-- start Records for the task --
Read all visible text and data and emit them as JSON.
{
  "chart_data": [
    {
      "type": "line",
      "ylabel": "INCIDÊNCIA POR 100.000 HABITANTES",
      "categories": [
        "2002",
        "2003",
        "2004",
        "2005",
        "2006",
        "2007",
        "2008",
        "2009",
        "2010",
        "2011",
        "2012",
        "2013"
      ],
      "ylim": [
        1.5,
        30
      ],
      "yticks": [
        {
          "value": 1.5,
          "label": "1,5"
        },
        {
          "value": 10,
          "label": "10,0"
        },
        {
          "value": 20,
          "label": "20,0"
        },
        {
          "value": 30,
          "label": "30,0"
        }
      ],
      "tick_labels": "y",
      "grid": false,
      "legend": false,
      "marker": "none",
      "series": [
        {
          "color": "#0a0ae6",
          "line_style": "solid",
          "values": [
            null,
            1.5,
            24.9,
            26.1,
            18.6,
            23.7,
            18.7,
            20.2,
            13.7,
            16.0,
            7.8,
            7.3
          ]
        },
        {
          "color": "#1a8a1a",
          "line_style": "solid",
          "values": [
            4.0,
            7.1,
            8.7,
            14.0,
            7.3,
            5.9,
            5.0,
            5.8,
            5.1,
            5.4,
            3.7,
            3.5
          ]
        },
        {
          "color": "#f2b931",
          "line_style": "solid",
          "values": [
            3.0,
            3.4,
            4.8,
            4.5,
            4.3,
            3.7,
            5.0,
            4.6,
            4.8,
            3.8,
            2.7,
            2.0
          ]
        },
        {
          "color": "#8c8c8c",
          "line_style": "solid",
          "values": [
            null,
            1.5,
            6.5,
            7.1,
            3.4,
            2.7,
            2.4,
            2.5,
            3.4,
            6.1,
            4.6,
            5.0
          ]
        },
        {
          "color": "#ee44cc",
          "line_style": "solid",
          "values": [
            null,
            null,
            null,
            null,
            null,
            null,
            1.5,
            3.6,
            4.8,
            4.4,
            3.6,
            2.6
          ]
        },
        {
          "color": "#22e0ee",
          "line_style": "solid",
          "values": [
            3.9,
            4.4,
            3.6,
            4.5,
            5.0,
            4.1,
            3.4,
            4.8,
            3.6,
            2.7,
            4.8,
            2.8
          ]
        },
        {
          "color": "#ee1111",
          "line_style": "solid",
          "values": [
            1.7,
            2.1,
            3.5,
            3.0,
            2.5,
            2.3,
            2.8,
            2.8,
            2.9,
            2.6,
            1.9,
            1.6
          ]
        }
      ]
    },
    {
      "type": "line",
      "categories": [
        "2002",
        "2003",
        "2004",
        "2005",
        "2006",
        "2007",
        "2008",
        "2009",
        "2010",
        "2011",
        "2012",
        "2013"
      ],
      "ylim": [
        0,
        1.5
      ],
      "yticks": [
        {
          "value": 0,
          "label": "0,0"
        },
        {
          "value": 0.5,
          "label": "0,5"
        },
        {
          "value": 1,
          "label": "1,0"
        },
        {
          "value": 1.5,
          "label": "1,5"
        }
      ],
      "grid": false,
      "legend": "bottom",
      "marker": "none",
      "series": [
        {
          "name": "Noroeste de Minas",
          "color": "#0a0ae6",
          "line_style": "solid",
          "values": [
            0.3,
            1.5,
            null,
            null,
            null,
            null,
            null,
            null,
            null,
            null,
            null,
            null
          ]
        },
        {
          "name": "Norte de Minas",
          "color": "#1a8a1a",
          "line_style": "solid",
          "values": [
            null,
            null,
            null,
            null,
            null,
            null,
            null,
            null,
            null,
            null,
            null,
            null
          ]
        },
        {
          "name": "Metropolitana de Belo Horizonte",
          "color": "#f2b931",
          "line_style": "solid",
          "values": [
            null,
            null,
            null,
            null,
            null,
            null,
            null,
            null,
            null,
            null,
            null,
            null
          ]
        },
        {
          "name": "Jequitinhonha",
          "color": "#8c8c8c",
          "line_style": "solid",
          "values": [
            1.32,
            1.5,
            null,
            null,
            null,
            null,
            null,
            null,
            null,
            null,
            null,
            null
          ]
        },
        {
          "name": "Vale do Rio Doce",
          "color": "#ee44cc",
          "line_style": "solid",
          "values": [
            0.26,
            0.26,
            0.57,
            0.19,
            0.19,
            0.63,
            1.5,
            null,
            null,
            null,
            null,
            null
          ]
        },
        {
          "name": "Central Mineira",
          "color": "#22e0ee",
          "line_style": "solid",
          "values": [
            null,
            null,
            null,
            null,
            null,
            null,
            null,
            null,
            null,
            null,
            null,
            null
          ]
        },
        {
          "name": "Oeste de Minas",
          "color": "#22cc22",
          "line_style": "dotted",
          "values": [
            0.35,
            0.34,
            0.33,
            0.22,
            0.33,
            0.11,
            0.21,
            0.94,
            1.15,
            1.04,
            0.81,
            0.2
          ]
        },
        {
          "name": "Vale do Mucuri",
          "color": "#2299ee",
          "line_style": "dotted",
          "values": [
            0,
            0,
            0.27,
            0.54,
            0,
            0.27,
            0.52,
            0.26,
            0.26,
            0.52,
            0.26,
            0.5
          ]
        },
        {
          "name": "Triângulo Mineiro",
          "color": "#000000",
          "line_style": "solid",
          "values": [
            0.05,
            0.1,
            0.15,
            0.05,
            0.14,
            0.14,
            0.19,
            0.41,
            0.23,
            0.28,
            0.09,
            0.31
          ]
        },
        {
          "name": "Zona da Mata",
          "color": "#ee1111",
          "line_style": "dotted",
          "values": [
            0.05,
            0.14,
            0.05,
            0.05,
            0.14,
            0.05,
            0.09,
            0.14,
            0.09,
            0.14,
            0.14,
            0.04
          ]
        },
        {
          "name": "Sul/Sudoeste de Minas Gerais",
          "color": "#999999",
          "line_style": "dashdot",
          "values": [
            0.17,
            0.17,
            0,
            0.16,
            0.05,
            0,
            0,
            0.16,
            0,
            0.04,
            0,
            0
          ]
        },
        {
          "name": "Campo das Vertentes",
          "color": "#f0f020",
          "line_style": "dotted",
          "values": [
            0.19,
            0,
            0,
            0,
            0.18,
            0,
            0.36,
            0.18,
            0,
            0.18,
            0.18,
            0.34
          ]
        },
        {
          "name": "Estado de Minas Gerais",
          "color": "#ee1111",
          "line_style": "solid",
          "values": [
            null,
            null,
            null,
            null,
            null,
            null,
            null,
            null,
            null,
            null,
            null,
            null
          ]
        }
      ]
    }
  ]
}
-- end Records for the task --
Write out the whole listing again, exactly as it stands.

Read all visible text and data and emit them as JSON.
{
  "chart_data": [
    {
      "type": "line",
      "ylabel": "INCIDÊNCIA POR 100.000 HABITANTES",
      "categories": [
        "2002",
        "2003",
        "2004",
        "2005",
        "2006",
        "2007",
        "2008",
        "2009",
        "2010",
        "2011",
        "2012",
        "2013"
      ],
      "ylim": [
        1.5,
        30
      ],
      "yticks": [
        {
          "value": 1.5,
          "label": "1,5"
        },
        {
          "value": 10,
          "label": "10,0"
        },
        {
          "value": 20,
          "label": "20,0"
        },
        {
          "value": 30,
          "label": "30,0"
        }
      ],
      "tick_labels": "y",
      "grid": false,
      "legend": false,
      "marker": "none",
      "series": [
        {
          "color": "#0a0ae6",
          "line_style": "solid",
          "values": [
            null,
            1.5,
            24.9,
            26.1,
            18.6,
            23.7,
            18.7,
            20.2,
            13.7,
            16.0,
            7.8,
            7.3
          ]
        },
        {
          "color": "#1a8a1a",
          "line_style": "solid",
          "values": [
            4.0,
            7.1,
            8.7,
            14.0,
            7.3,
            5.9,
            5.0,
            5.8,
            5.1,
            5.4,
            3.7,
            3.5
          ]
        },
        {
          "color": "#f2b931",
          "line_style": "solid",
          "values": [
            3.0,
            3.4,
            4.8,
            4.5,
            4.3,
            3.7,
            5.0,
            4.6,
            4.8,
            3.8,
            2.7,
            2.0
          ]
        },
        {
          "color": "#8c8c8c",
          "line_style": "solid",
          "values": [
            null,
            1.5,
            6.5,
            7.1,
            3.4,
            2.7,
            2.4,
            2.5,
            3.4,
            6.1,
            4.6,
            5.0
          ]
        },
        {
          "color": "#ee44cc",
          "line_style": "solid",
          "values": [
            null,
            null,
            null,
            null,
            null,
            null,
            1.5,
            3.6,
            4.8,
            4.4,
            3.6,
            2.6
          ]
        },
        {
          "color": "#22e0ee",
          "line_style": "solid",
          "values": [
            3.9,
            4.4,
            3.6,
            4.5,
            5.0,
            4.1,
            3.4,
            4.8,
            3.6,
            2.7,
            4.8,
            2.8
          ]
        },
        {
          "color": "#ee1111",
          "line_style": "solid",
          "values": [
            1.7,
            2.1,
            3.5,
            3.0,
            2.5,
            2.3,
            2.8,
            2.8,
            2.9,
            2.6,
            1.9,
            1.6
          ]
        }
      ]
    },
    {
      "type": "line",
      "categories": [
        "2002",
        "2003",
        "2004",
        "2005",
        "2006",
        "2007",
        "2008",
        "2009",
        "2010",
        "2011",
        "2012",
        "2013"
      ],
      "ylim": [
        0,
        1.5
      ],
      "yticks": [
        {
          "value": 0,
          "label": "0,0"
        },
        {
          "value": 0.5,
          "label": "0,5"
        },
        {
          "value": 1,
          "label": "1,0"
        },
        {
          "value": 1.5,
          "label": "1,5"
        }
      ],
      "grid": false,
      "legend": "bottom",
      "marker": "none",
      "series": [
        {
          "name": "Noroeste de Minas",
          "color": "#0a0ae6",
          "line_style": "solid",
          "values": [
            0.3,
            1.5,
            null,
            null,
            null,
            null,
            null,
            null,
            null,
            null,
            null,
            null
          ]
        },
        {
          "name": "Norte de Minas",
          "color": "#1a8a1a",
          "line_style": "solid",
          "values": [
            null,
            null,
            null,
            null,
            null,
            null,
            null,
            null,
            null,
            null,
            null,
            null
          ]
        },
        {
          "name": "Metropolitana de Belo Horizonte",
          "color": "#f2b931",
          "line_style": "solid",
          "values": [
            null,
            null,
            null,
            null,
            null,
            null,
            null,
            null,
            null,
            null,
            null,
            null
          ]
        },
        {
          "name": "Jequitinhonha",
          "color": "#8c8c8c",
          "line_style": "solid",
          "values": [
            1.32,
            1.5,
            null,
            null,
            null,
            null,
            null,
            null,
            null,
            null,
            null,
            null
          ]
        },
        {
          "name": "Vale do Rio Doce",
          "color": "#ee44cc",
          "line_style": "solid",
          "values": [
            0.26,
            0.26,
            0.57,
            0.19,
            0.19,
            0.63,
            1.5,
            null,
            null,
            null,
            null,
            null
          ]
        },
        {
          "name": "Central Mineira",
          "color": "#22e0ee",
          "line_style": "solid",
          "values": [
            null,
            null,
            null,
            null,
            null,
            null,
            null,
            null,
            null,
            null,
            null,
            null
          ]
        },
        {
          "name": "Oeste de Minas",
          "color": "#22cc22",
          "line_style": "dotted",
          "values": [
            0.35,
            0.34,
            0.33,
            0.22,
            0.33,
            0.11,
            0.21,
            0.94,
            1.15,
            1.04,
            0.81,
            0.2
          ]
        },
        {
          "name": "Vale do Mucuri",
          "color": "#2299ee",
          "line_style": "dotted",
          "values": [
            0,
            0,
            0.27,
            0.54,
            0,
            0.27,
            0.52,
            0.26,
            0.26,
            0.52,
            0.26,
            0.5
          ]
        },
        {
          "name": "Triângulo Mineiro",
          "color": "#000000",
          "line_style": "solid",
          "values": [
            0.05,
            0.1,
            0.15,
            0.05,
            0.14,
            0.14,
            0.19,
            0.41,
            0.23,
            0.28,
            0.09,
            0.31
          ]
        },
        {
          "name": "Zona da Mata",
          "color": "#ee1111",
          "line_style": "dotted",
          "values": [
            0.05,
            0.14,
            0.05,
            0.05,
            0.14,
            0.05,
            0.09,
            0.14,
            0.09,
            0.14,
            0.14,
            0.04
          ]
        },
        {
          "name": "Sul/Sudoeste de Minas Gerais",
          "color": "#999999",
          "line_style": "dashdot",
          "values": [
            0.17,
            0.17,
            0,
            0.16,
            0.05,
            0,
            0,
            0.16,
            0,
            0.04,
            0,
            0
          ]
        },
        {
          "name": "Campo das Vertentes",
          "color": "#f0f020",
          "line_style": "dotted",
          "values": [
            0.19,
            0,
            0,
            0,
            0.18,
            0,
            0.36,
            0.18,
            0,
            0.18,
            0.18,
            0.34
          ]
        },
        {
          "name": "Estado de Minas Gerais",
          "color": "#ee1111",
          "line_style": "solid",
          "values": [
            null,
            null,
            null,
            null,
            null,
            null,
            null,
            null,
            null,
            null,
            null,
            null
          ]
        }
      ]
    }
  ]
}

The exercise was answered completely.